INSTRUCTION:
Give every line from the entries that contains "τροφῆς".
# SOURCE MATERIAL start
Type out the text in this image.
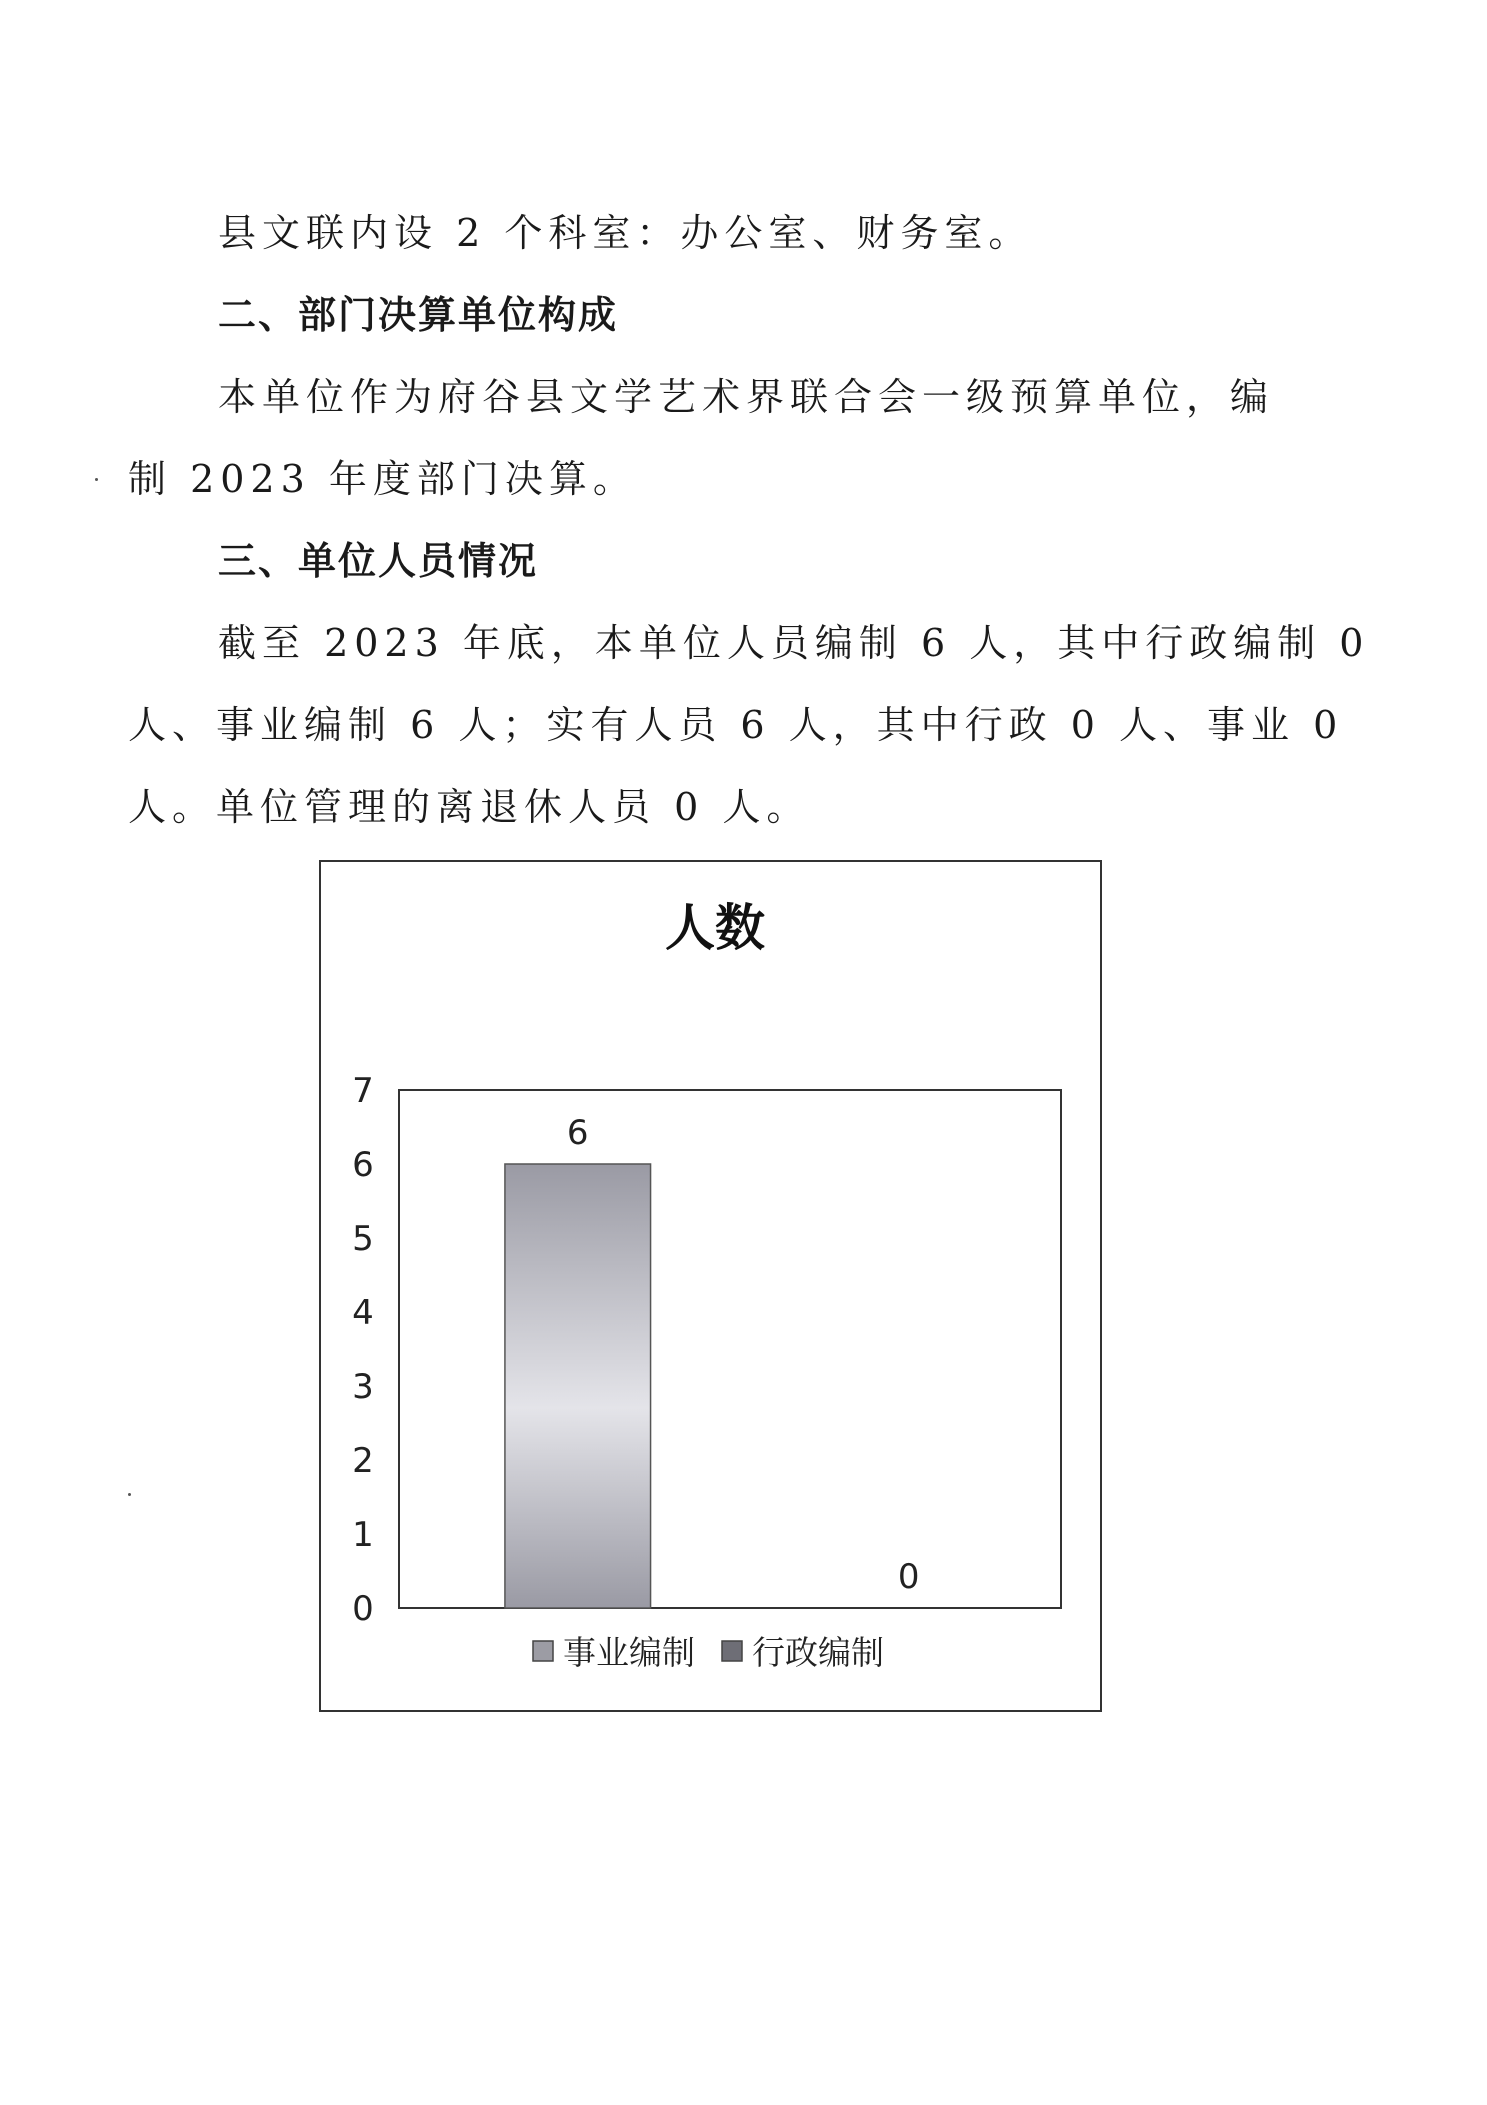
县文联内设 2 个科室：办公室、财务室。

二、部门决算单位构成

本单位作为府谷县文学艺术界联合会一级预算单位，编

制 2023 年度部门决算。

三、单位人员情况

截至 2023 年底，本单位人员编制 6 人，其中行政编制 0

人、事业编制 6 人；实有人员 6 人，其中行政 0 人、事业 0

人。单位管理的离退休人员 0 人。

人数
0
1
2
3
4
5
6
7
6
0
事业编制 行政编制
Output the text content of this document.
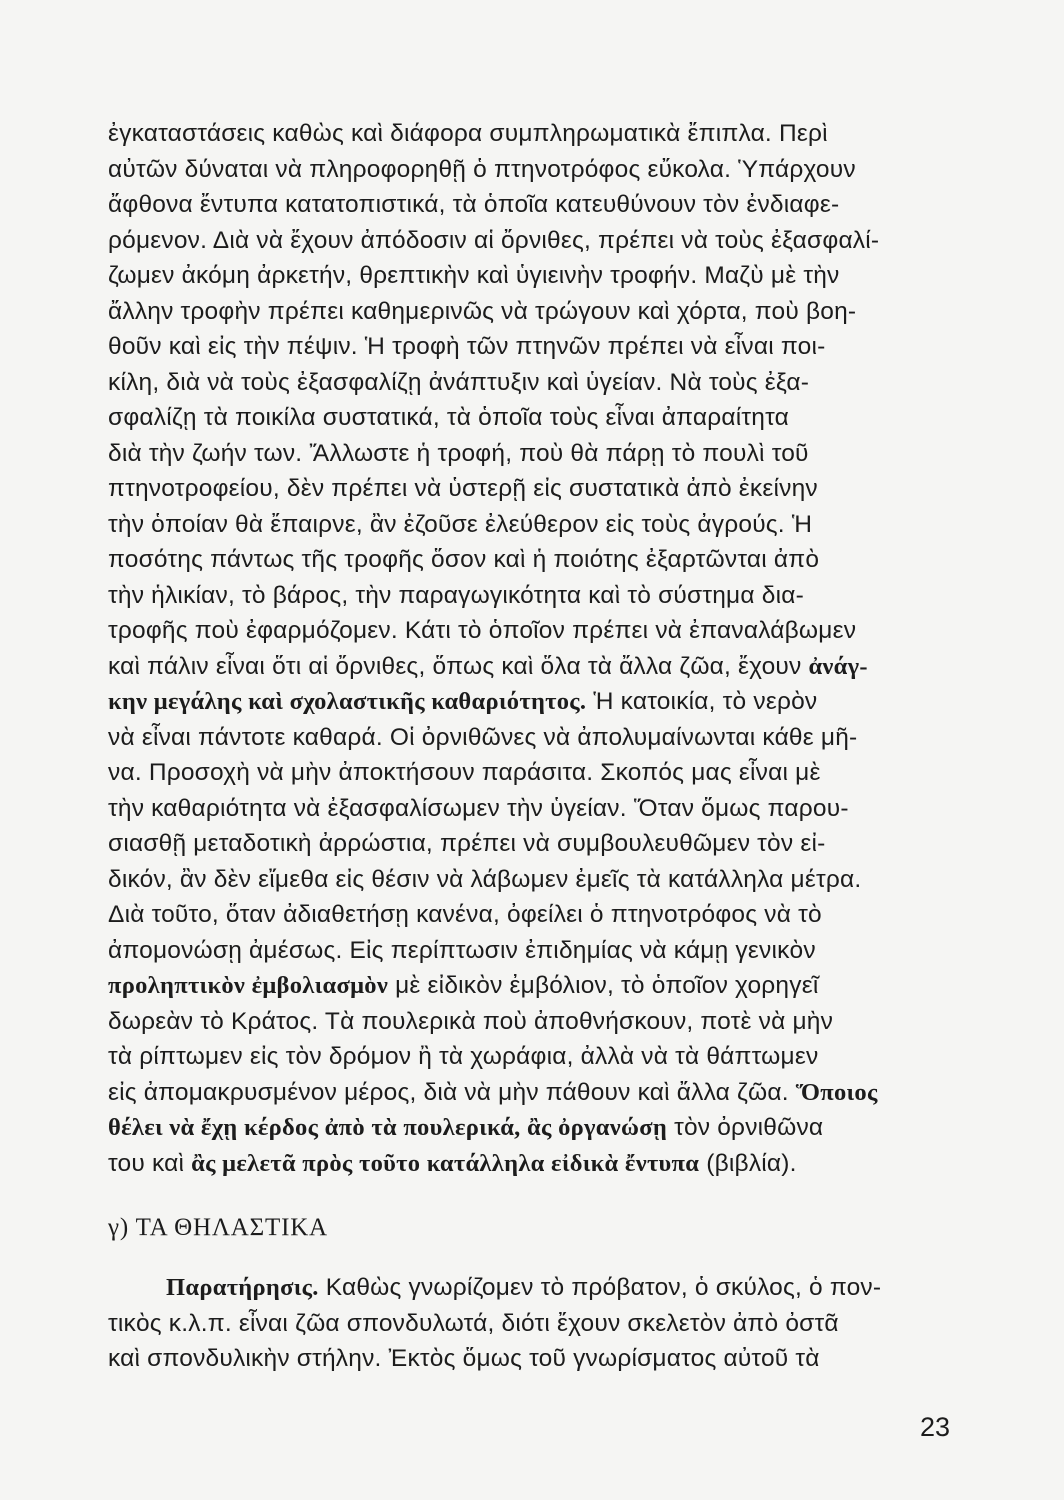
ἐγκαταστάσεις καθὼς καὶ διάφορα συμπληρωματικὰ ἔπιπλα. Περὶ
αὐτῶν δύναται νὰ πληροφορηθῇ ὁ πτηνοτρόφος εὔκολα. Ὑπάρχουν
ἄφθονα ἔντυπα κατατοπιστικά, τὰ ὁποῖα κατευθύνουν τὸν ἐνδιαφε-
ρόμενον. Διὰ νὰ ἔχουν ἀπόδοσιν αἱ ὄρνιθες, πρέπει νὰ τοὺς ἐξασφαλί-
ζωμεν ἀκόμη ἀρκετήν, θρεπτικὴν καὶ ὑγιεινὴν τροφήν. Μαζὺ μὲ τὴν
ἄλλην τροφὴν πρέπει καθημερινῶς νὰ τρώγουν καὶ χόρτα, ποὺ βοη-
θοῦν καὶ εἰς τὴν πέψιν. Ἡ τροφὴ τῶν πτηνῶν πρέπει νὰ εἶναι ποι-
κίλη, διὰ νὰ τοὺς ἐξασφαλίζῃ ἀνάπτυξιν καὶ ὑγείαν. Νὰ τοὺς ἐξα-
σφαλίζῃ τὰ ποικίλα συστατικά, τὰ ὁποῖα τοὺς εἶναι ἀπαραίτητα
διὰ τὴν ζωήν των. Ἄλλωστε ἡ τροφή, ποὺ θὰ πάρῃ τὸ πουλὶ τοῦ
πτηνοτροφείου, δὲν πρέπει νὰ ὑστερῇ εἰς συστατικὰ ἀπὸ ἐκείνην
τὴν ὁποίαν θὰ ἔπαιρνε, ἂν ἐζοῦσε ἐλεύθερον εἰς τοὺς ἀγρούς. Ἡ
ποσότης πάντως τῆς τροφῆς ὅσον καὶ ἡ ποιότης ἐξαρτῶνται ἀπὸ
τὴν ἡλικίαν, τὸ βάρος, τὴν παραγωγικότητα καὶ τὸ σύστημα δια-
τροφῆς ποὺ ἐφαρμόζομεν. Κάτι τὸ ὁποῖον πρέπει νὰ ἐπαναλάβωμεν
καὶ πάλιν εἶναι ὅτι αἱ ὄρνιθες, ὅπως καὶ ὅλα τὰ ἄλλα ζῶα, ἔχουν ἀνάγ-
κην μεγάλης καὶ σχολαστικῆς καθαριότητος. Ἡ κατοικία, τὸ νερὸν
νὰ εἶναι πάντοτε καθαρά. Οἱ ὀρνιθῶνες νὰ ἀπολυμαίνωνται κάθε μῆ-
να. Προσοχὴ νὰ μὴν ἀποκτήσουν παράσιτα. Σκοπός μας εἶναι μὲ
τὴν καθαριότητα νὰ ἐξασφαλίσωμεν τὴν ὑγείαν. Ὅταν ὅμως παρου-
σιασθῇ μεταδοτικὴ ἀρρώστια, πρέπει νὰ συμβουλευθῶμεν τὸν εἰ-
δικόν, ἂν δὲν εἴμεθα εἰς θέσιν νὰ λάβωμεν ἐμεῖς τὰ κατάλληλα μέτρα.
Διὰ τοῦτο, ὅταν ἀδιαθετήσῃ κανένα, ὀφείλει ὁ πτηνοτρόφος νὰ τὸ
ἀπομονώσῃ ἀμέσως. Εἰς περίπτωσιν ἐπιδημίας νὰ κάμῃ γενικὸν
προληπτικὸν ἐμβολιασμὸν μὲ εἰδικὸν ἐμβόλιον, τὸ ὁποῖον χορηγεῖ
δωρεὰν τὸ Κράτος. Τὰ πουλερικὰ ποὺ ἀποθνήσκουν, ποτὲ νὰ μὴν
τὰ ρίπτωμεν εἰς τὸν δρόμον ἢ τὰ χωράφια, ἀλλὰ νὰ τὰ θάπτωμεν
εἰς ἀπομακρυσμένον μέρος, διὰ νὰ μὴν πάθουν καὶ ἄλλα ζῶα. Ὅποιος
θέλει νὰ ἔχῃ κέρδος ἀπὸ τὰ πουλερικά, ἂς ὀργανώσῃ τὸν ὀρνιθῶνα
του καὶ ἂς μελετᾶ πρὸς τοῦτο κατάλληλα εἰδικὰ ἔντυπα (βιβλία).
γ) ΤΑ ΘΗΛΑΣΤΙΚΑ
Παρατήρησις. Καθὼς γνωρίζομεν τὸ πρόβατον, ὁ σκύλος, ὁ πον-
τικὸς κ.λ.π. εἶναι ζῶα σπονδυλωτά, διότι ἔχουν σκελετὸν ἀπὸ ὀστᾶ
καὶ σπονδυλικὴν στήλην. Ἐκτὸς ὅμως τοῦ γνωρίσματος αὐτοῦ τὰ
23
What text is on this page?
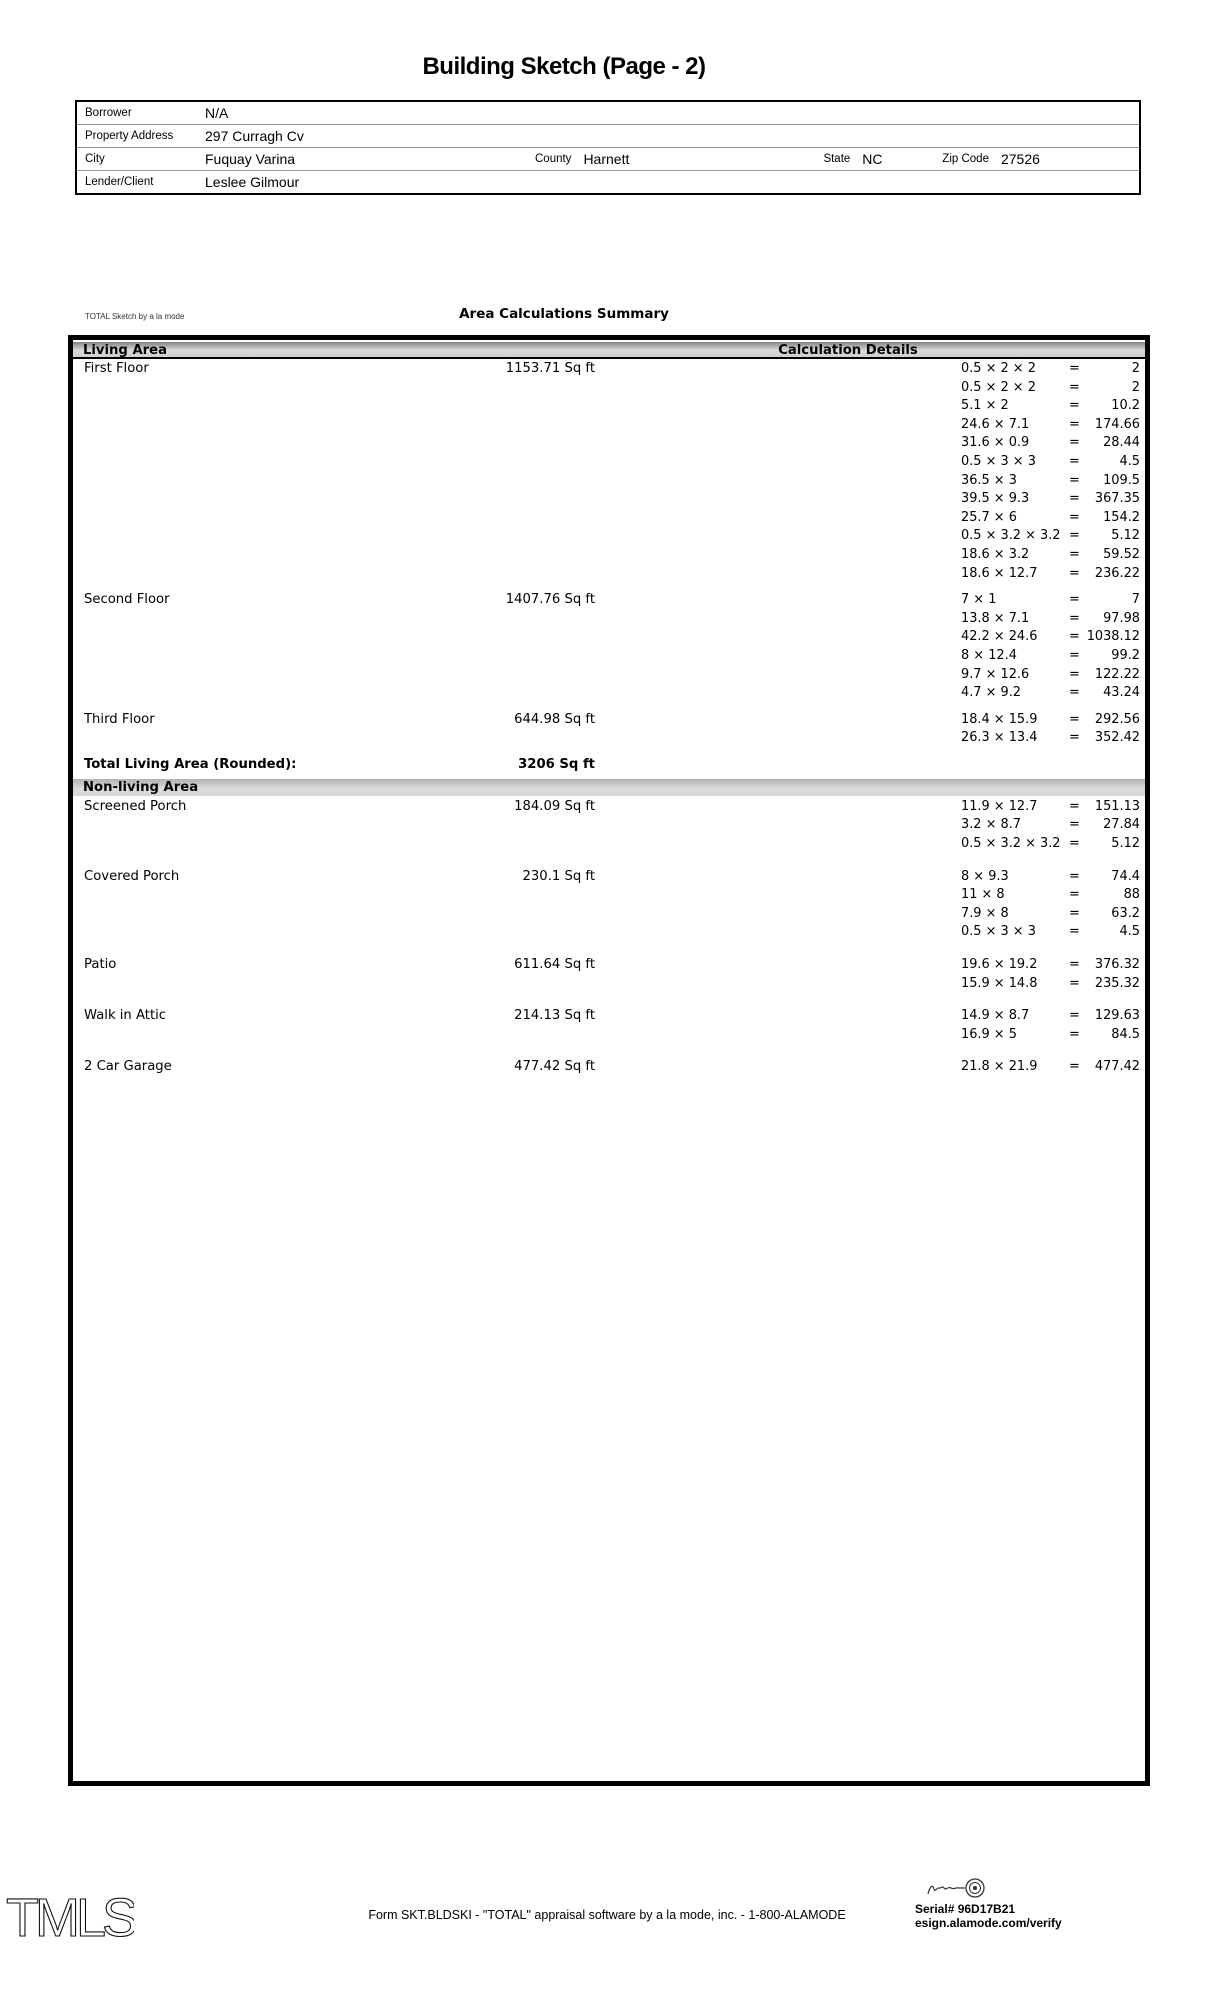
Building Sketch (Page - 2)
Borrower	N/A
Property Address	297 Curragh Cv
City	Fuquay Varina	County Harnett	State NC	Zip Code 27526
Lender/Client	Leslee Gilmour
TOTAL Sketch by a la mode	Area Calculations Summary
Living Area	Calculation Details
First Floor	1153.71 Sq ft	0.5 × 2 × 2	=	2
0.5 × 2 × 2	=	2
5.1 × 2	=	10.2
24.6 × 7.1	=	174.66
31.6 × 0.9	=	28.44
0.5 × 3 × 3	=	4.5
36.5 × 3	=	109.5
39.5 × 9.3	=	367.35
25.7 × 6	=	154.2
0.5 × 3.2 × 3.2 =	5.12
18.6 × 3.2	=	59.52
18.6 × 12.7	=	236.22
Second Floor	1407.76 Sq ft	7 × 1	=	7
13.8 × 7.1	=	97.98
42.2 × 24.6	= 1038.12
8 × 12.4	=	99.2
9.7 × 12.6	=	122.22
4.7 × 9.2	=	43.24
Third Floor	644.98 Sq ft	18.4 × 15.9	=	292.56
26.3 × 13.4	=	352.42
Total Living Area (Rounded):	3206 Sq ft
Non-living Area
Screened Porch	184.09 Sq ft	11.9 × 12.7	=	151.13
3.2 × 8.7	=	27.84
0.5 × 3.2 × 3.2 =	5.12
Covered Porch	230.1 Sq ft	8 × 9.3	=	74.4
11 × 8	=	88
7.9 × 8	=	63.2
0.5 × 3 × 3	=	4.5
Patio	611.64 Sq ft	19.6 × 19.2	=	376.32
15.9 × 14.8	=	235.32
Walk in Attic	214.13 Sq ft	14.9 × 8.7	=	129.63
16.9 × 5	=	84.5
2 Car Garage	477.42 Sq ft	21.8 × 21.9	=	477.42
TMLS	Form SKT.BLDSKI - "TOTAL" appraisal software by a la mode, inc. - 1-800-ALAMODE	Serial# 96D17B21
esign.alamode.com/verify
# SOURCE MATERIAL end
EXERCISE SOLUTION:
ποσότης πάντως τῆς τροφῆς ὅσον καὶ ἡ ποιότης ἐξαρτῶνται ἀπὸ
τροφῆς ποὺ ἐφαρμόζομεν. Κάτι τὸ ὁποῖον πρέπει νὰ ἐπαναλάβωμεν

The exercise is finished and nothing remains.